▶ **WHAT YOU WILL DO**
Report each line of the data that includes the word "Комсомольская".

▶ **EXERCISE MATERIALS**
------

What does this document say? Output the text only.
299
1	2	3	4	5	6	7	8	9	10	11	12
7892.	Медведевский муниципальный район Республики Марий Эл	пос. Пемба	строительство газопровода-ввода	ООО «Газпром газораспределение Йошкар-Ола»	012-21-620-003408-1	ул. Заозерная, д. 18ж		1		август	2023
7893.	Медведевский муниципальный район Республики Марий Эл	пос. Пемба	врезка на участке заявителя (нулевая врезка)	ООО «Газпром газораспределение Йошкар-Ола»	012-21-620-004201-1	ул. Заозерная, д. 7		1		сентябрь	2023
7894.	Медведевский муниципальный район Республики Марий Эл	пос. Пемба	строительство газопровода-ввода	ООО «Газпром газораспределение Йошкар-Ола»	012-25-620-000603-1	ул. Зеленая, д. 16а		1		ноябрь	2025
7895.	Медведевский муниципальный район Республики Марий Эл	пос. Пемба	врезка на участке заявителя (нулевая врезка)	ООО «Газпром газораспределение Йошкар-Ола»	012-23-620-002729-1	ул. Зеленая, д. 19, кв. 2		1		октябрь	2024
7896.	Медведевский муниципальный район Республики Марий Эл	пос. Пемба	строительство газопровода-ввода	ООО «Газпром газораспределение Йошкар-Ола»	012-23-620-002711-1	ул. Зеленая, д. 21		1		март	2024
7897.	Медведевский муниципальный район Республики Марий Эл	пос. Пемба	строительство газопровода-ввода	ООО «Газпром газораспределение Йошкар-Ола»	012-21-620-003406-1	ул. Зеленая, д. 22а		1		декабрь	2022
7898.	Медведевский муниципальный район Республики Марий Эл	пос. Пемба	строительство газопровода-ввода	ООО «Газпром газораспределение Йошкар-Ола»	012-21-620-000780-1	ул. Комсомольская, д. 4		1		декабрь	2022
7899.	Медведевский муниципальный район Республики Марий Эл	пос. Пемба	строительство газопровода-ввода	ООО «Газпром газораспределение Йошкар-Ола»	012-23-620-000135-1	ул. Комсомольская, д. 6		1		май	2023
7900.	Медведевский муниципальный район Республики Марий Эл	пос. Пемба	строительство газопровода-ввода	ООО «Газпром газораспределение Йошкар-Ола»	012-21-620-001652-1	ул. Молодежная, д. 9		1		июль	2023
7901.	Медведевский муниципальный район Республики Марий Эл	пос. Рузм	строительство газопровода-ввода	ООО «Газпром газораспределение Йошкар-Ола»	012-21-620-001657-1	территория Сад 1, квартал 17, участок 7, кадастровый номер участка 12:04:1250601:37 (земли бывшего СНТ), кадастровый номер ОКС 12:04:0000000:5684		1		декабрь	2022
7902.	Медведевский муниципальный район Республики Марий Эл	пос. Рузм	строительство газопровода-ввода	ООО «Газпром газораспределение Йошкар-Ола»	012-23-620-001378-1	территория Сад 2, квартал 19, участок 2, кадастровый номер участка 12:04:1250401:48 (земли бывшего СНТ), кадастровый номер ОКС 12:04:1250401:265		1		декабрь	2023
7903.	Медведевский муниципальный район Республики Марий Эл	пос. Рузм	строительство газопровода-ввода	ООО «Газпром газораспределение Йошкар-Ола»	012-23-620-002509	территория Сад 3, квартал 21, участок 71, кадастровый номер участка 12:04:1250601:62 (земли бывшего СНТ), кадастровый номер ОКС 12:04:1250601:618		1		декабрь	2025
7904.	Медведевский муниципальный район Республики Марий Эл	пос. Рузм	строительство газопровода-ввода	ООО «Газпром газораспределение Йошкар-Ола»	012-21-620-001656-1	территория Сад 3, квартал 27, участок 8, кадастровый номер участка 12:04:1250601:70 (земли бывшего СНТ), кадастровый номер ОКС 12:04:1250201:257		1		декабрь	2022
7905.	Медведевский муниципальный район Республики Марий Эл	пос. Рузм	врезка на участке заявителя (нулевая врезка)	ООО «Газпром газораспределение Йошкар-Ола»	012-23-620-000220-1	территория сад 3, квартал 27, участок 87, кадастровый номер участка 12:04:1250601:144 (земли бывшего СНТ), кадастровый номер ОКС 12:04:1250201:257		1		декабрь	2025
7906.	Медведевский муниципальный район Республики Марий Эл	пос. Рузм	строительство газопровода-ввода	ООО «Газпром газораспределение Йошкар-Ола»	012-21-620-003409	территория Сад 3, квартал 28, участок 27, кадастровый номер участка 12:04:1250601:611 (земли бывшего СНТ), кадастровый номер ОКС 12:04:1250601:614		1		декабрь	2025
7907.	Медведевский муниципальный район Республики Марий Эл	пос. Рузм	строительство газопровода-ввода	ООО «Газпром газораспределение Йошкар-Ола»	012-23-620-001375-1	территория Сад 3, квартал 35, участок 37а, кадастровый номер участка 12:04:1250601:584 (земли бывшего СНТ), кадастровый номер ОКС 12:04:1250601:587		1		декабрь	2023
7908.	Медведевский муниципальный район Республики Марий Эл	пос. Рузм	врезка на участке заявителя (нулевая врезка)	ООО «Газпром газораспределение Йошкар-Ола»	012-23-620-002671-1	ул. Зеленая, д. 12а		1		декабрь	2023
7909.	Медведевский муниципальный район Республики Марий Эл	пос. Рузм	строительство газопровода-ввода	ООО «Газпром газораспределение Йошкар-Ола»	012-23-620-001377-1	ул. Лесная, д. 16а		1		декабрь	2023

------

▶ **RESULT OF THIS EXERCISE**
7898.	Медведевский муниципальный район Республики Марий Эл	пос. Пемба	строительство газопровода-ввода	ООО «Газпром газораспределение Йошкар-Ола»	012-21-620-000780-1	ул. Комсомольская, д. 4		1		декабрь	2022
7899.	Медведевский муниципальный район Республики Марий Эл	пос. Пемба	строительство газопровода-ввода	ООО «Газпром газораспределение Йошкар-Ола»	012-23-620-000135-1	ул. Комсомольская, д. 6		1		май	2023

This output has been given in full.